----- Records supplied -----

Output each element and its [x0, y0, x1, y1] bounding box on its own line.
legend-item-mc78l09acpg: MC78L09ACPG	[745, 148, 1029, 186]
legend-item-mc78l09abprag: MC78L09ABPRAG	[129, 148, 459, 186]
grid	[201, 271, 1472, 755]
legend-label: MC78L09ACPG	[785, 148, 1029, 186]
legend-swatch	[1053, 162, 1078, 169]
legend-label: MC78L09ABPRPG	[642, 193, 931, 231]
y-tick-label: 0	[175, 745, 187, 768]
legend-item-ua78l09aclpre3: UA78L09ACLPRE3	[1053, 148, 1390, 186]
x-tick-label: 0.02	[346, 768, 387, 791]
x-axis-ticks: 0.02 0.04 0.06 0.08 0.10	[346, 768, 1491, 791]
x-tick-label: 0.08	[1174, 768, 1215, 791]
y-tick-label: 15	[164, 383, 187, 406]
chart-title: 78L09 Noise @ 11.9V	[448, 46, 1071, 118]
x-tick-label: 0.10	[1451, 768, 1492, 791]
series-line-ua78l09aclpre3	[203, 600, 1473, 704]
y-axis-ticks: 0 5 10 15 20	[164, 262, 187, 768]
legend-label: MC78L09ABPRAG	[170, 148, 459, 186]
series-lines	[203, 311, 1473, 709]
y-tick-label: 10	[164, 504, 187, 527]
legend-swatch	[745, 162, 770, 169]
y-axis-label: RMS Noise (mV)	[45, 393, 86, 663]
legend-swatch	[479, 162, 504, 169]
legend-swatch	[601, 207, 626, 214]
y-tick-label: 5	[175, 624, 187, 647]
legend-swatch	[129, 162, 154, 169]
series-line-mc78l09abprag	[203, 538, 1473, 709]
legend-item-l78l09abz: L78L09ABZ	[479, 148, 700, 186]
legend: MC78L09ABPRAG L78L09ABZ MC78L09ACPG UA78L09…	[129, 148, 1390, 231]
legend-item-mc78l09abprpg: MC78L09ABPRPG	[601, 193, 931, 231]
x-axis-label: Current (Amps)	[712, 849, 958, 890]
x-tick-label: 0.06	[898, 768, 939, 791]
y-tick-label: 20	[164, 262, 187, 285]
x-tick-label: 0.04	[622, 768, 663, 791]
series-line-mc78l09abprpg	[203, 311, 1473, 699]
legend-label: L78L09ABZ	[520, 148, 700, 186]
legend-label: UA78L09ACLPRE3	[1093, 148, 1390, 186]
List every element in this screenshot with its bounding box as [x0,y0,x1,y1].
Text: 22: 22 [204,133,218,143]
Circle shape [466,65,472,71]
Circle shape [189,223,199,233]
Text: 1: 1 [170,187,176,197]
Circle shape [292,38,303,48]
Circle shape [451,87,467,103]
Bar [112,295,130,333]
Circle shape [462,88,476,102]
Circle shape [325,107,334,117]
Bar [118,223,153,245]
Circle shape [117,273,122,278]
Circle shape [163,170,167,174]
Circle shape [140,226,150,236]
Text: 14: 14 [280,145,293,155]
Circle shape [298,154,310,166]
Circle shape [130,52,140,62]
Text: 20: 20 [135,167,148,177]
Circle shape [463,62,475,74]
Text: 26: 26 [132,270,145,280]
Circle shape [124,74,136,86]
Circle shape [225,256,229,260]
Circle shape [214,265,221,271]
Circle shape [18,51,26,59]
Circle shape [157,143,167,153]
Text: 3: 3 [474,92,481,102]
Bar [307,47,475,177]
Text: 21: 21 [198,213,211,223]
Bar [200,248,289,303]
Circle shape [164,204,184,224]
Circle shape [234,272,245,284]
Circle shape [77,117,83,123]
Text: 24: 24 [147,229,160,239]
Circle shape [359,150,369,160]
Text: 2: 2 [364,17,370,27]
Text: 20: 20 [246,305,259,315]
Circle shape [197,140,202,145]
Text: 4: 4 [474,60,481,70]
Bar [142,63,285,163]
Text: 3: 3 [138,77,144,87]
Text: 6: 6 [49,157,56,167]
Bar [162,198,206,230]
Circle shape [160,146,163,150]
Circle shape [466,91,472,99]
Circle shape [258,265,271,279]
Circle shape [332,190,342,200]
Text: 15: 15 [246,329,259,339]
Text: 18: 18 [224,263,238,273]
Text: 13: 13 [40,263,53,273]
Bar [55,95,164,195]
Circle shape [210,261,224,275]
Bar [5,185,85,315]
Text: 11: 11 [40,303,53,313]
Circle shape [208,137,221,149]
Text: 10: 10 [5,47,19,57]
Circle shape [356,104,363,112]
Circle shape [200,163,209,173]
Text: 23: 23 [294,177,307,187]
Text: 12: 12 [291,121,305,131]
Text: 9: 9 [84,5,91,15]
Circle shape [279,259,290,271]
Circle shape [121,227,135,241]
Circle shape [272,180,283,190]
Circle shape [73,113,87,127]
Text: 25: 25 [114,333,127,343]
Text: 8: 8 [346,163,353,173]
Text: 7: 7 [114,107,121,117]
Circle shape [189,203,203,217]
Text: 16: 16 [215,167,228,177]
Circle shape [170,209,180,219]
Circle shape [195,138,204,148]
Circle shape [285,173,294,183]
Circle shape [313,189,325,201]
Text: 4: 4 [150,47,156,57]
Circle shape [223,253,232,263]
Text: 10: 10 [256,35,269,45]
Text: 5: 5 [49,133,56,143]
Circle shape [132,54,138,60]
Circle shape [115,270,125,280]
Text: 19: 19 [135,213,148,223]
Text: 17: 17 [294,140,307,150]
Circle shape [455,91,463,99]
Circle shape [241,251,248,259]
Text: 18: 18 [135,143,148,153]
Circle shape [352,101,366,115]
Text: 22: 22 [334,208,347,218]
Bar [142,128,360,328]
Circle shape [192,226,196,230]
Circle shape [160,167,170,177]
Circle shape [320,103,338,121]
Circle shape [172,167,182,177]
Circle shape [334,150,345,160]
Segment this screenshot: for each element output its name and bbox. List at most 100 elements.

-----
----- Records supplied -----

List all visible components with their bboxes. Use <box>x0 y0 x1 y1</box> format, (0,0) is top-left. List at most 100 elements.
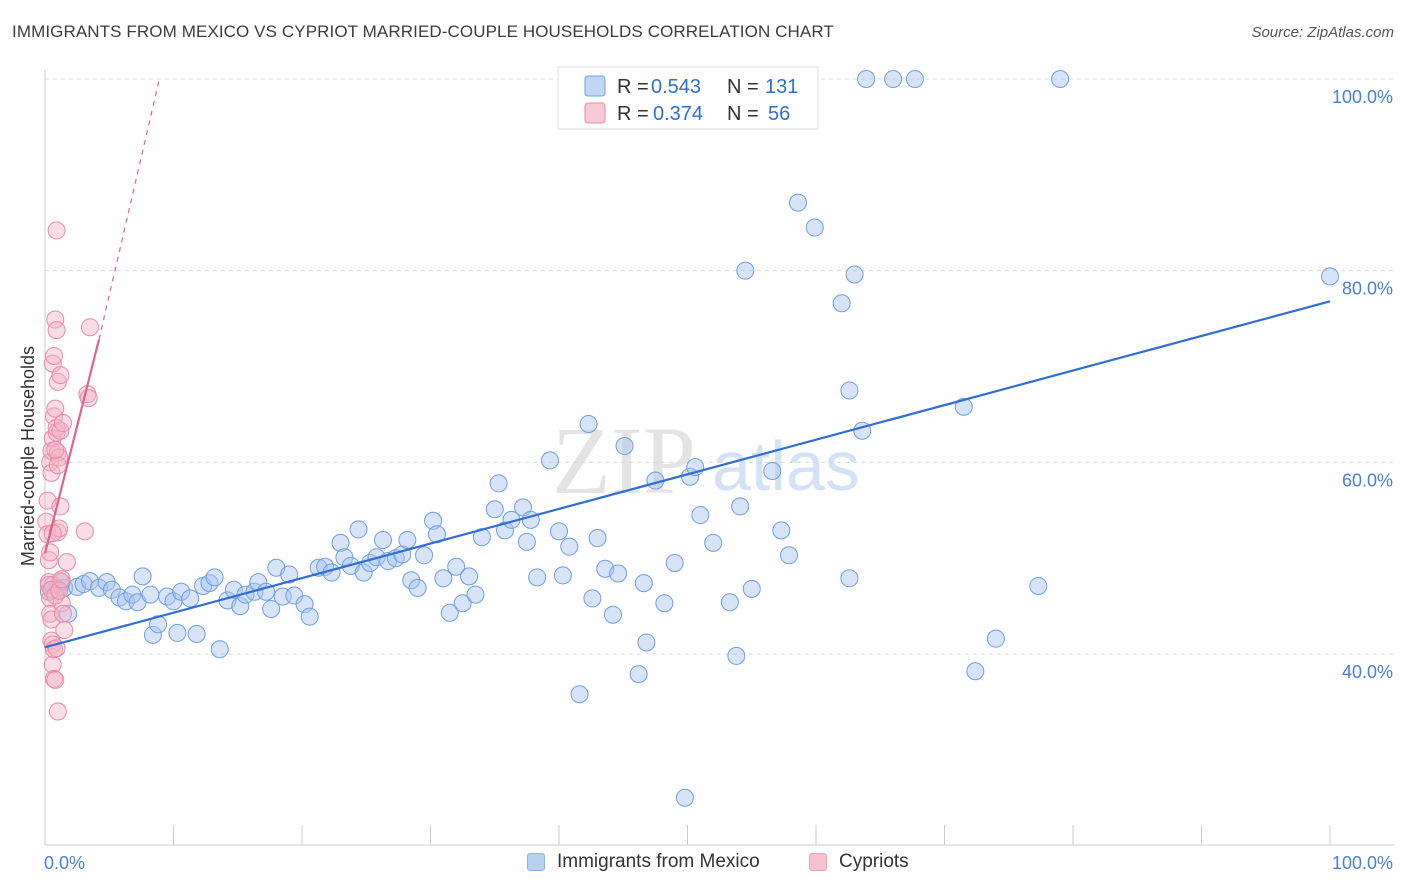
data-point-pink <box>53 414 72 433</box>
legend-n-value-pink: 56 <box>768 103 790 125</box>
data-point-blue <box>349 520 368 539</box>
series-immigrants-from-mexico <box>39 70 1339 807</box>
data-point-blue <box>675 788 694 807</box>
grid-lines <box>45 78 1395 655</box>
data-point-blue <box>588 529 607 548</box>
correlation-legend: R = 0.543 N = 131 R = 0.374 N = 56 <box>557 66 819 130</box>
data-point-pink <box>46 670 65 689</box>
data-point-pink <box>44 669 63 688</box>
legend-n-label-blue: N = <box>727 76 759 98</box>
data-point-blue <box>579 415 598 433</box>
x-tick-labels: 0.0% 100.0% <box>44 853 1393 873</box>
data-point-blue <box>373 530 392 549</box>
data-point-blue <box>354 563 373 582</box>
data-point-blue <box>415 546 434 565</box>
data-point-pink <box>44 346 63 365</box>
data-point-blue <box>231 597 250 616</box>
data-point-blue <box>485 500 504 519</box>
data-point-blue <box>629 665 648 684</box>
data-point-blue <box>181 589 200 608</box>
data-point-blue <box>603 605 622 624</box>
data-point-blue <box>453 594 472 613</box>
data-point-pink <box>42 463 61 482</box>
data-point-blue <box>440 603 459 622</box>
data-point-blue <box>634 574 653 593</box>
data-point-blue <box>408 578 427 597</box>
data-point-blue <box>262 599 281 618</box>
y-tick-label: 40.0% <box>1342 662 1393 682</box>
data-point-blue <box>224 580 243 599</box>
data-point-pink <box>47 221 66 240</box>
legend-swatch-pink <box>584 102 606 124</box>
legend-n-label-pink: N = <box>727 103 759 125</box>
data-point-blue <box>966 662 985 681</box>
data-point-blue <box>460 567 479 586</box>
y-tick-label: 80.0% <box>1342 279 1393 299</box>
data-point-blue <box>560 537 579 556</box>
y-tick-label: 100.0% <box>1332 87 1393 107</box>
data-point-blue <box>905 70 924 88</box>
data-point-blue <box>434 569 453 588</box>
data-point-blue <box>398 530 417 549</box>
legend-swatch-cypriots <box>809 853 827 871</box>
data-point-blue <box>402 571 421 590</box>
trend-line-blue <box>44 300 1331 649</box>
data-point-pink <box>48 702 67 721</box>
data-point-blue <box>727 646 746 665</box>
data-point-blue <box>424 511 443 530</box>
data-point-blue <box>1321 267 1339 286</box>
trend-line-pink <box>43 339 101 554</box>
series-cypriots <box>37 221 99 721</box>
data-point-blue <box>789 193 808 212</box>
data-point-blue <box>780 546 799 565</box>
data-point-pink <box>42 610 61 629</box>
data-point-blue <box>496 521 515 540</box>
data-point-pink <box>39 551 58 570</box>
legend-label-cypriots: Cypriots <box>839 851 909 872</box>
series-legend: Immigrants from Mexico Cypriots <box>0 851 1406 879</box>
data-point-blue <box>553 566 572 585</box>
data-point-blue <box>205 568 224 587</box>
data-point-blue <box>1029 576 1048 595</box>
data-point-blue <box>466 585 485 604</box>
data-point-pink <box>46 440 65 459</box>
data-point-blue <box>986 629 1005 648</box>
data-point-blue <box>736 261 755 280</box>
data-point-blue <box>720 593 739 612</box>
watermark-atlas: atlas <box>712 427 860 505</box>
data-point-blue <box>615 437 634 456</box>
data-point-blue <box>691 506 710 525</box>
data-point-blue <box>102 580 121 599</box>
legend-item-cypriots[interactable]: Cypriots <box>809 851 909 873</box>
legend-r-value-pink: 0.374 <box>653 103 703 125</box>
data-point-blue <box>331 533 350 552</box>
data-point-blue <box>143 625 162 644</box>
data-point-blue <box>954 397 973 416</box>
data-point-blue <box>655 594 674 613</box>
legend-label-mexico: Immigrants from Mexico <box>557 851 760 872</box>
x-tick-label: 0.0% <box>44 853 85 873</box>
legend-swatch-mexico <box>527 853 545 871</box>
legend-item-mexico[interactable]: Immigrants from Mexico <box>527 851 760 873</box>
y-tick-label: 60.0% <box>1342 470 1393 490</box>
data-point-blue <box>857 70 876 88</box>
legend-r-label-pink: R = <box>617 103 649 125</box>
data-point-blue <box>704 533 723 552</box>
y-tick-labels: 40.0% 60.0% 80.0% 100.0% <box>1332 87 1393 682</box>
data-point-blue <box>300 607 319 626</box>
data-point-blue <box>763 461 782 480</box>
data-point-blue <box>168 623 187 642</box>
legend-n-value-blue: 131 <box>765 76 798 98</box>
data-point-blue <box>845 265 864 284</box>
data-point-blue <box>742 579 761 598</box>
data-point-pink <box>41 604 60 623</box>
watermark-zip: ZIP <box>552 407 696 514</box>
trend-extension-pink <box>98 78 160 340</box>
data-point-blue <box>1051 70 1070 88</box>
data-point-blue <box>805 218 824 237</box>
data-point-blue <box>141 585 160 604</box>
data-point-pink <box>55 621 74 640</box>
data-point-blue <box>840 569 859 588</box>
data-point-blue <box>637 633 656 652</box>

-----

Set problem
Reproduce verbatim the lines of the records starting with the line that contains "Output each element" and going on through the line that contains "162, 1078, 169]", including both of those lines.

Response
Output each element and its [x0, y0, x1, y1] bounding box on its own line.
legend-item-mc78l09acpg: MC78L09ACPG	[745, 148, 1029, 186]
legend-item-mc78l09abprag: MC78L09ABPRAG	[129, 148, 459, 186]
grid	[201, 271, 1472, 755]
legend-label: MC78L09ACPG	[785, 148, 1029, 186]
legend-swatch	[1053, 162, 1078, 169]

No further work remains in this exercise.